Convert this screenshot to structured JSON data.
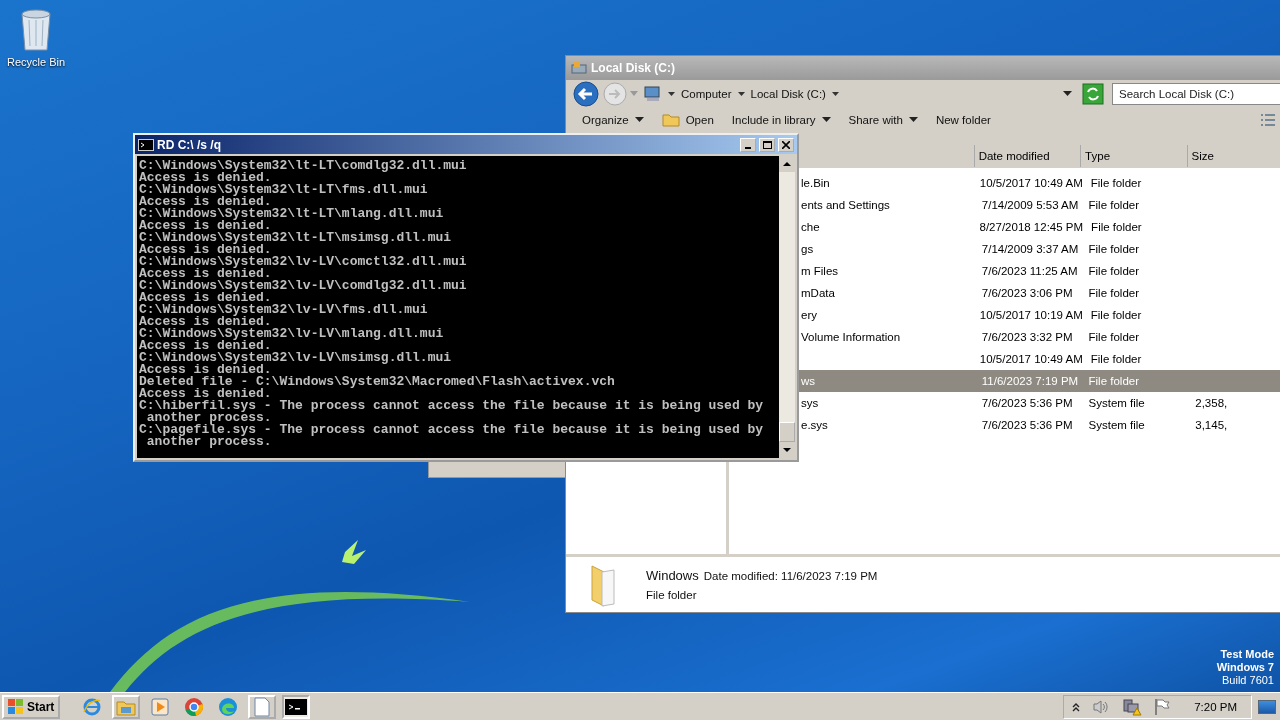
{
  "desktop": {
    "icons": [
      {
        "label": "Recycle Bin"
      }
    ],
    "notice": [
      "Test Mode",
      "Windows 7",
      "Build 7601"
    ]
  },
  "explorer": {
    "title": "Local Disk (C:)",
    "breadcrumb": [
      "Computer",
      "Local Disk (C:)"
    ],
    "search": {
      "placeholder": "Search Local Disk (C:)"
    },
    "toolbar": [
      {
        "label": "Organize",
        "kind": "menu"
      },
      {
        "label": "Open",
        "kind": "open"
      },
      {
        "label": "Include in library",
        "kind": "menu"
      },
      {
        "label": "Share with",
        "kind": "menu"
      },
      {
        "label": "New folder",
        "kind": "button"
      }
    ],
    "columns": [
      "Date modified",
      "Type",
      "Size"
    ],
    "rows": [
      {
        "name": "le.Bin",
        "date": "10/5/2017 10:49 AM",
        "type": "File folder",
        "selected": false
      },
      {
        "name": "ents and Settings",
        "date": "7/14/2009 5:53 AM",
        "type": "File folder",
        "selected": false
      },
      {
        "name": "che",
        "date": "8/27/2018 12:45 PM",
        "type": "File folder",
        "selected": false
      },
      {
        "name": "gs",
        "date": "7/14/2009 3:37 AM",
        "type": "File folder",
        "selected": false
      },
      {
        "name": "m Files",
        "date": "7/6/2023 11:25 AM",
        "type": "File folder",
        "selected": false
      },
      {
        "name": "mData",
        "date": "7/6/2023 3:06 PM",
        "type": "File folder",
        "selected": false
      },
      {
        "name": "ery",
        "date": "10/5/2017 10:19 AM",
        "type": "File folder",
        "selected": false
      },
      {
        "name": "Volume Information",
        "date": "7/6/2023 3:32 PM",
        "type": "File folder",
        "selected": false
      },
      {
        "date": "10/5/2017 10:49 AM",
        "type": "File folder",
        "selected": false
      },
      {
        "name": "ws",
        "date": "11/6/2023 7:19 PM",
        "type": "File folder",
        "selected": true
      },
      {
        "name": "sys",
        "date": "7/6/2023 5:36 PM",
        "type": "System file",
        "size": "2,358,",
        "selected": false
      },
      {
        "name": "e.sys",
        "date": "7/6/2023 5:36 PM",
        "type": "System file",
        "size": "3,145,",
        "selected": false
      }
    ],
    "details": {
      "name": "Windows",
      "modified": "Date modified: 11/6/2023 7:19 PM",
      "type": "File folder"
    }
  },
  "console": {
    "title": "RD C:\\ /s /q",
    "lines": [
      "C:\\Windows\\System32\\lt-LT\\comdlg32.dll.mui",
      "Access is denied.",
      "C:\\Windows\\System32\\lt-LT\\fms.dll.mui",
      "Access is denied.",
      "C:\\Windows\\System32\\lt-LT\\mlang.dll.mui",
      "Access is denied.",
      "C:\\Windows\\System32\\lt-LT\\msimsg.dll.mui",
      "Access is denied.",
      "C:\\Windows\\System32\\lv-LV\\comctl32.dll.mui",
      "Access is denied.",
      "C:\\Windows\\System32\\lv-LV\\comdlg32.dll.mui",
      "Access is denied.",
      "C:\\Windows\\System32\\lv-LV\\fms.dll.mui",
      "Access is denied.",
      "C:\\Windows\\System32\\lv-LV\\mlang.dll.mui",
      "Access is denied.",
      "C:\\Windows\\System32\\lv-LV\\msimsg.dll.mui",
      "Access is denied.",
      "Deleted file - C:\\Windows\\System32\\Macromed\\Flash\\activex.vch",
      "Access is denied.",
      "C:\\hiberfil.sys - The process cannot access the file because it is being used by",
      " another process.",
      "C:\\pagefile.sys - The process cannot access the file because it is being used by",
      " another process."
    ]
  },
  "taskbar": {
    "start": "Start",
    "apps": [
      {
        "kind": "browser",
        "running": false,
        "selected": false
      },
      {
        "kind": "folder",
        "running": true,
        "selected": false
      },
      {
        "kind": "player",
        "running": false,
        "selected": false
      },
      {
        "kind": "chrome",
        "running": false,
        "selected": false
      },
      {
        "kind": "edge",
        "running": false,
        "selected": false
      },
      {
        "kind": "notepad",
        "running": true,
        "selected": false
      },
      {
        "kind": "console",
        "running": true,
        "selected": true
      }
    ],
    "clock": "7:20 PM"
  }
}
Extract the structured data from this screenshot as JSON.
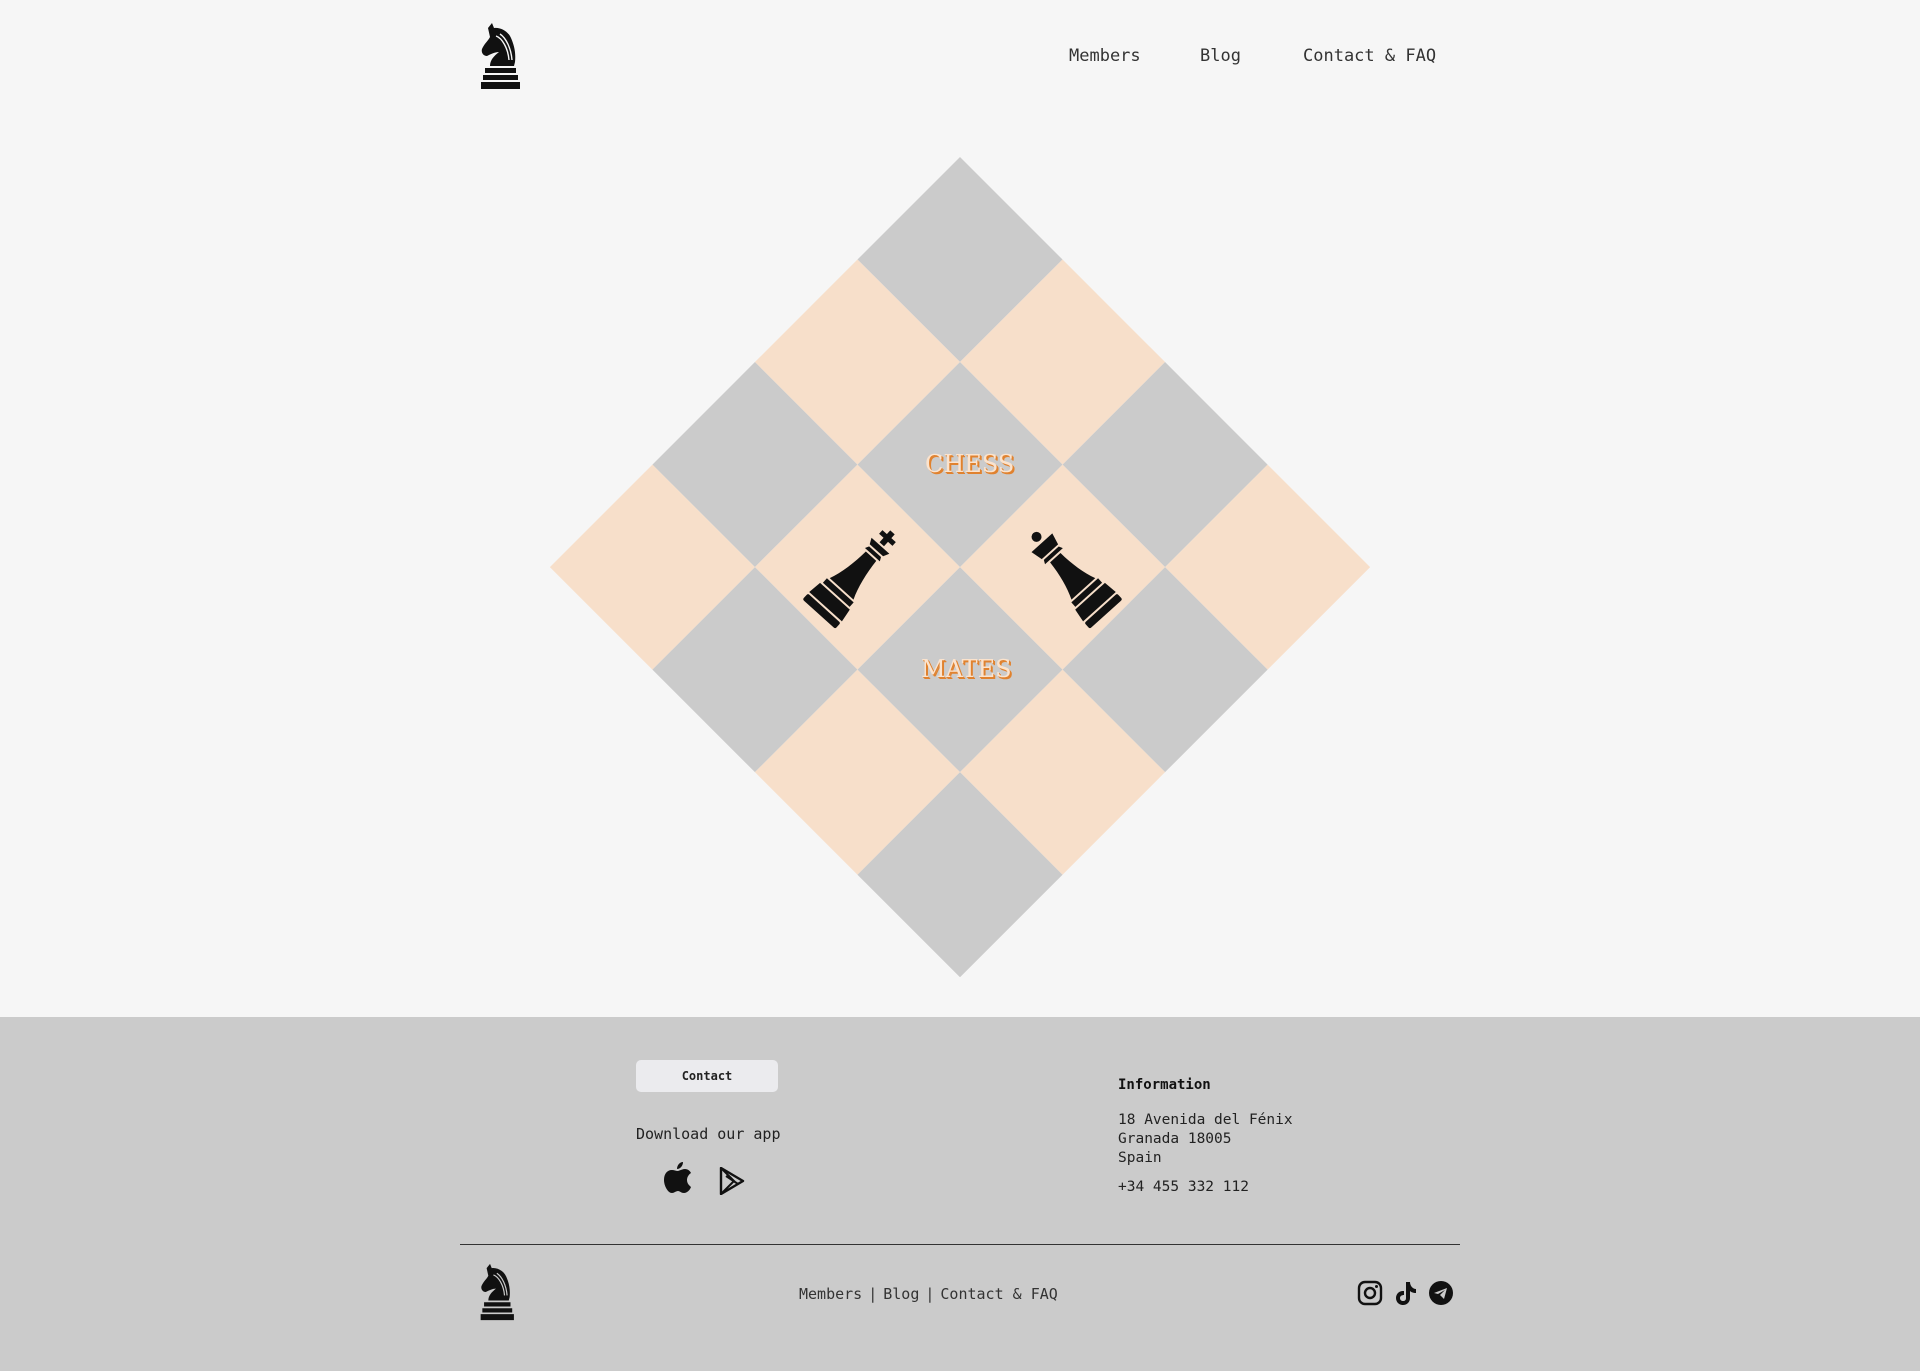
{
  "header": {
    "nav": [
      "Members",
      "Blog",
      "Contact & FAQ"
    ]
  },
  "hero": {
    "word_top": "CHESS",
    "word_bottom": "MATES"
  },
  "colors": {
    "page_bg": "#f6f6f6",
    "tile_gray": "#cbcbcb",
    "tile_peach": "#f7dfca",
    "text_orange": "#e0822f",
    "footer_bg": "#cbcbcb"
  },
  "footer": {
    "contact_button": "Contact",
    "download_label": "Download our app",
    "store_icons": [
      "apple-icon",
      "google-play-icon"
    ],
    "info": {
      "title": "Information",
      "address_line1": "18 Avenida del Fénix",
      "address_line2": "Granada 18005",
      "address_line3": "Spain",
      "phone": "+34 455 332 112"
    },
    "links": [
      "Members",
      "Blog",
      "Contact & FAQ"
    ],
    "social_icons": [
      "instagram-icon",
      "tiktok-icon",
      "telegram-icon"
    ]
  }
}
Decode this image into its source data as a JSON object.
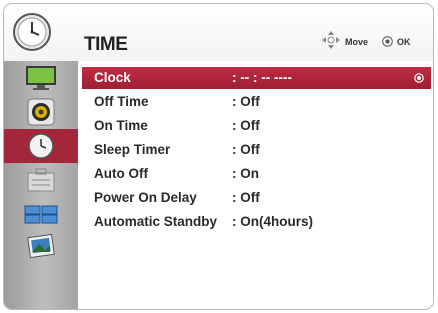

_ _ _

TASK DESCRIPTION ▸
Repeat each entry exactly. Pictures do not belong in the copy.

ANSWER TO THE PROBLEM ▸
Convert this screenshot to structured JSON data.
{
  "desktop": {
    "icons": [
      {
        "label": "Recycle Bin"
      }
    ],
    "notice": [
      "Test Mode",
      "Windows 7",
      "Build 7601"
    ]
  },
  "explorer": {
    "title": "Local Disk (C:)",
    "breadcrumb": [
      "Computer",
      "Local Disk (C:)"
    ],
    "search": {
      "placeholder": "Search Local Disk (C:)"
    },
    "toolbar": [
      {
        "label": "Organize",
        "kind": "menu"
      },
      {
        "label": "Open",
        "kind": "open"
      },
      {
        "label": "Include in library",
        "kind": "menu"
      },
      {
        "label": "Share with",
        "kind": "menu"
      },
      {
        "label": "New folder",
        "kind": "button"
      }
    ],
    "columns": [
      "Date modified",
      "Type",
      "Size"
    ],
    "rows": [
      {
        "name": "le.Bin",
        "date": "10/5/2017 10:49 AM",
        "type": "File folder",
        "selected": false
      },
      {
        "name": "ents and Settings",
        "date": "7/14/2009 5:53 AM",
        "type": "File folder",
        "selected": false
      },
      {
        "name": "che",
        "date": "8/27/2018 12:45 PM",
        "type": "File folder",
        "selected": false
      },
      {
        "name": "gs",
        "date": "7/14/2009 3:37 AM",
        "type": "File folder",
        "selected": false
      },
      {
        "name": "m Files",
        "date": "7/6/2023 11:25 AM",
        "type": "File folder",
        "selected": false
      },
      {
        "name": "mData",
        "date": "7/6/2023 3:06 PM",
        "type": "File folder",
        "selected": false
      },
      {
        "name": "ery",
        "date": "10/5/2017 10:19 AM",
        "type": "File folder",
        "selected": false
      },
      {
        "name": "Volume Information",
        "date": "7/6/2023 3:32 PM",
        "type": "File folder",
        "selected": false
      },
      {
        "date": "10/5/2017 10:49 AM",
        "type": "File folder",
        "selected": false
      },
      {
        "name": "ws",
        "date": "11/6/2023 7:19 PM",
        "type": "File folder",
        "selected": true
      },
      {
        "name": "sys",
        "date": "7/6/2023 5:36 PM",
        "type": "System file",
        "size": "2,358,",
        "selected": false
      },
      {
        "name": "e.sys",
        "date": "7/6/2023 5:36 PM",
        "type": "System file",
        "size": "3,145,",
        "selected": false
      }
    ],
    "details": {
      "name": "Windows",
      "modified": "Date modified: 11/6/2023 7:19 PM",
      "type": "File folder"
    }
  },
  "console": {
    "title": "RD C:\\ /s /q",
    "lines": [
      "C:\\Windows\\System32\\lt-LT\\comdlg32.dll.mui",
      "Access is denied.",
      "C:\\Windows\\System32\\lt-LT\\fms.dll.mui",
      "Access is denied.",
      "C:\\Windows\\System32\\lt-LT\\mlang.dll.mui",
      "Access is denied.",
      "C:\\Windows\\System32\\lt-LT\\msimsg.dll.mui",
      "Access is denied.",
      "C:\\Windows\\System32\\lv-LV\\comctl32.dll.mui",
      "Access is denied.",
      "C:\\Windows\\System32\\lv-LV\\comdlg32.dll.mui",
      "Access is denied.",
      "C:\\Windows\\System32\\lv-LV\\fms.dll.mui",
      "Access is denied.",
      "C:\\Windows\\System32\\lv-LV\\mlang.dll.mui",
      "Access is denied.",
      "C:\\Windows\\System32\\lv-LV\\msimsg.dll.mui",
      "Access is denied.",
      "Deleted file - C:\\Windows\\System32\\Macromed\\Flash\\activex.vch",
      "Access is denied.",
      "C:\\hiberfil.sys - The process cannot access the file because it is being used by",
      " another process.",
      "C:\\pagefile.sys - The process cannot access the file because it is being used by",
      " another process."
    ]
  },
  "taskbar": {
    "start": "Start",
    "apps": [
      {
        "kind": "browser",
        "running": false,
        "selected": false
      },
      {
        "kind": "folder",
        "running": true,
        "selected": false
      },
      {
        "kind": "player",
        "running": false,
        "selected": false
      },
      {
        "kind": "chrome",
        "running": false,
        "selected": false
      },
      {
        "kind": "edge",
        "running": false,
        "selected": false
      },
      {
        "kind": "notepad",
        "running": true,
        "selected": false
      },
      {
        "kind": "console",
        "running": true,
        "selected": true
      }
    ],
    "clock": "7:20 PM"
  }
}
Extract the structured data from this screenshot as JSON.
{
  "header": {
    "nav": [
      "Members",
      "Blog",
      "Contact & FAQ"
    ]
  },
  "hero": {
    "word_top": "CHESS",
    "word_bottom": "MATES"
  },
  "colors": {
    "page_bg": "#f6f6f6",
    "tile_gray": "#cbcbcb",
    "tile_peach": "#f7dfca",
    "text_orange": "#e0822f",
    "footer_bg": "#cbcbcb"
  },
  "footer": {
    "contact_button": "Contact",
    "download_label": "Download our app",
    "store_icons": [
      "apple-icon",
      "google-play-icon"
    ],
    "info": {
      "title": "Information",
      "address_line1": "18 Avenida del Fénix",
      "address_line2": "Granada 18005",
      "address_line3": "Spain",
      "phone": "+34 455 332 112"
    },
    "links": [
      "Members",
      "Blog",
      "Contact & FAQ"
    ],
    "social_icons": [
      "instagram-icon",
      "tiktok-icon",
      "telegram-icon"
    ]
  }
}
Decode this image into its source data as a JSON object.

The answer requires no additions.